GOAL OF THE EXERCISE: Go through the entries below and copy every line that holds the word "geſchickt".

Collected data entries:

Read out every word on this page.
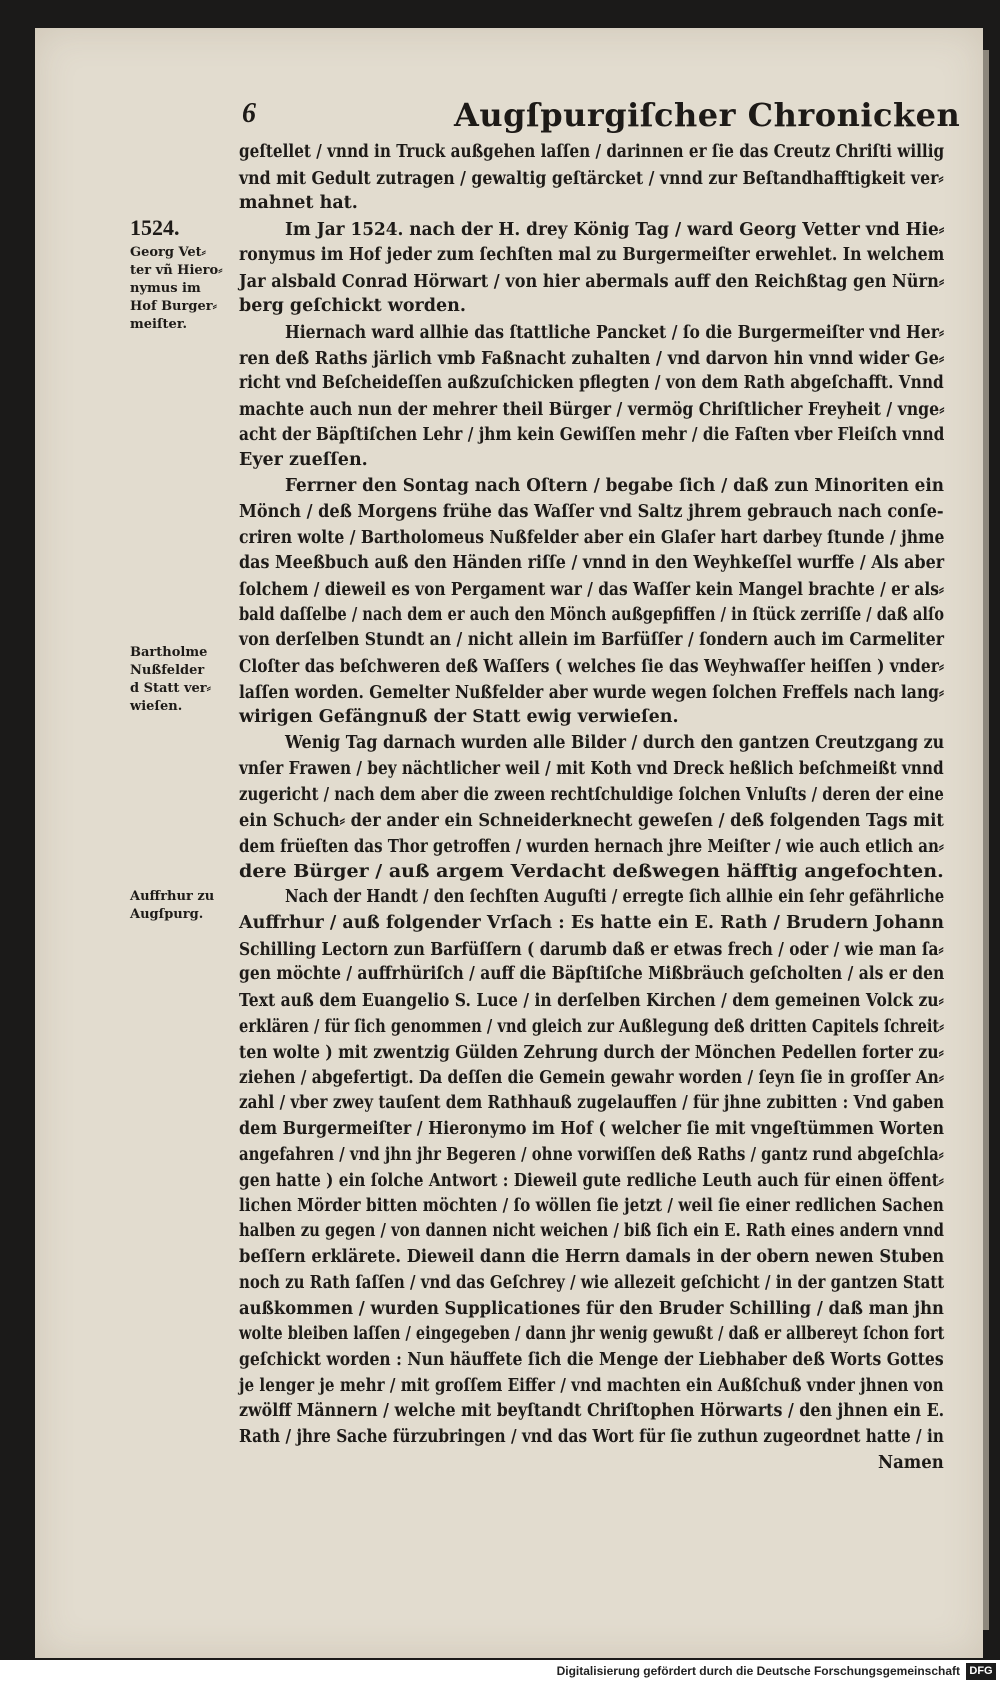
6	Augſpurgiſcher Chronicken
geſtellet / vnnd in Truck außgehen laſſen / darinnen er ſie das Creutz Chriſti willig
vnd mit Gedult zutragen / gewaltig geſtärcket / vnnd zur Beſtandhafftigkeit ver⸗
mahnet hat.
Im Jar 1524. nach der H. drey König Tag / ward Georg Vetter vnd Hie⸗
ronymus im Hof jeder zum ſechſten mal zu Burgermeiſter erwehlet. In welchem
Jar alsbald Conrad Hörwart / von hier abermals auff den Reichßtag gen Nürn⸗
berg geſchickt worden.
Hiernach ward allhie das ſtattliche Pancket / ſo die Burgermeiſter vnd Her⸗
ren deß Raths järlich vmb Faßnacht zuhalten / vnd darvon hin vnnd wider Ge⸗
richt vnd Beſcheideſſen außzuſchicken pflegten / von dem Rath abgeſchafft. Vnnd
machte auch nun der mehrer theil Bürger / vermög Chriſtlicher Freyheit / vnge⸗
acht der Bäpſtiſchen Lehr / jhm kein Gewiſſen mehr / die Faſten vber Fleiſch vnnd
Eyer zueſſen.
Ferrner den Sontag nach Oſtern / begabe ſich / daß zun Minoriten ein
Mönch / deß Morgens frühe das Waſſer vnd Saltz jhrem gebrauch nach conſe-
criren wolte / Bartholomeus Nußfelder aber ein Glaſer hart darbey ſtunde / jhme
das Meeßbuch auß den Händen riſſe / vnnd in den Weyhkeſſel wurffe / Als aber
ſolchem / dieweil es von Pergament war / das Waſſer kein Mangel brachte / er als⸗
bald daſſelbe / nach dem er auch den Mönch außgepfiffen / in ſtück zerriſſe / daß alſo
von derſelben Stundt an / nicht allein im Barfüſſer / ſondern auch im Carmeliter
Cloſter das beſchweren deß Waſſers ( welches ſie das Weyhwaſſer heiſſen ) vnder⸗
laſſen worden. Gemelter Nußfelder aber wurde wegen ſolchen Freffels nach lang⸗
wirigen Gefängnuß der Statt ewig verwieſen.
Wenig Tag darnach wurden alle Bilder / durch den gantzen Creutzgang zu
vnſer Frawen / bey nächtlicher weil / mit Koth vnd Dreck heßlich beſchmeißt vnnd
zugericht / nach dem aber die zween rechtſchuldige ſolchen Vnluſts / deren der eine
ein Schuch⸗ der ander ein Schneiderknecht geweſen / deß folgenden Tags mit
dem früeſten das Thor getroffen / wurden hernach jhre Meiſter / wie auch etlich an⸗
dere Bürger / auß argem Verdacht deßwegen häfftig angefochten.
Nach der Handt / den ſechſten Auguſti / erregte ſich allhie ein ſehr gefährliche
Auffrhur / auß folgender Vrſach : Es hatte ein E. Rath / Brudern Johann
Schilling Lectorn zun Barfüſſern ( darumb daß er etwas frech / oder / wie man ſa⸗
gen möchte / auffrhüriſch / auff die Bäpſtiſche Mißbräuch geſcholten / als er den
Text auß dem Euangelio S. Luce / in derſelben Kirchen / dem gemeinen Volck zu⸗
erklären / für ſich genommen / vnd gleich zur Außlegung deß dritten Capitels ſchreit⸗
ten wolte ) mit zwentzig Gülden Zehrung durch der Mönchen Pedellen forter zu⸗
ziehen / abgefertigt. Da deſſen die Gemein gewahr worden / ſeyn ſie in groſſer An⸗
zahl / vber zwey tauſent dem Rathhauß zugelauffen / für jhne zubitten : Vnd gaben
dem Burgermeiſter / Hieronymo im Hof ( welcher ſie mit vngeſtümmen Worten
angefahren / vnd jhn jhr Begeren / ohne vorwiſſen deß Raths / gantz rund abgeſchla⸗
gen hatte ) ein ſolche Antwort : Dieweil gute redliche Leuth auch für einen öffent⸗
lichen Mörder bitten möchten / ſo wöllen ſie jetzt / weil ſie einer redlichen Sachen
halben zu gegen / von dannen nicht weichen / biß ſich ein E. Rath eines andern vnnd
beſſern erklärete. Dieweil dann die Herrn damals in der obern newen Stuben
noch zu Rath ſaſſen / vnd das Geſchrey / wie allezeit geſchicht / in der gantzen Statt
außkommen / wurden Supplicationes für den Bruder Schilling / daß man jhn
wolte bleiben laſſen / eingegeben / dann jhr wenig gewußt / daß er allbereyt ſchon fort
geſchickt worden : Nun häuffete ſich die Menge der Liebhaber deß Worts Gottes
je lenger je mehr / mit groſſem Eiffer / vnd machten ein Außſchuß vnder jhnen von
zwölff Männern / welche mit beyſtandt Chriſtophen Hörwarts / den jhnen ein E.
Rath / jhre Sache fürzubringen / vnd das Wort für ſie zuthun zugeordnet hatte / in
Namen
1524.
Georg Vet⸗
ter vñ Hiero⸗
nymus im
Hof Burger⸗
meiſter.
Bartholme
Nußfelder
d Statt ver⸗
wieſen.
Auffrhur zu
Augſpurg.
Digitalisierung gefördert durch die Deutsche Forschungsgemeinschaft DFG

RESULT OF THE EXERCISE:
berg geſchickt worden.
geſchickt worden : Nun häuffete ſich die Menge der Liebhaber deß Worts Gottes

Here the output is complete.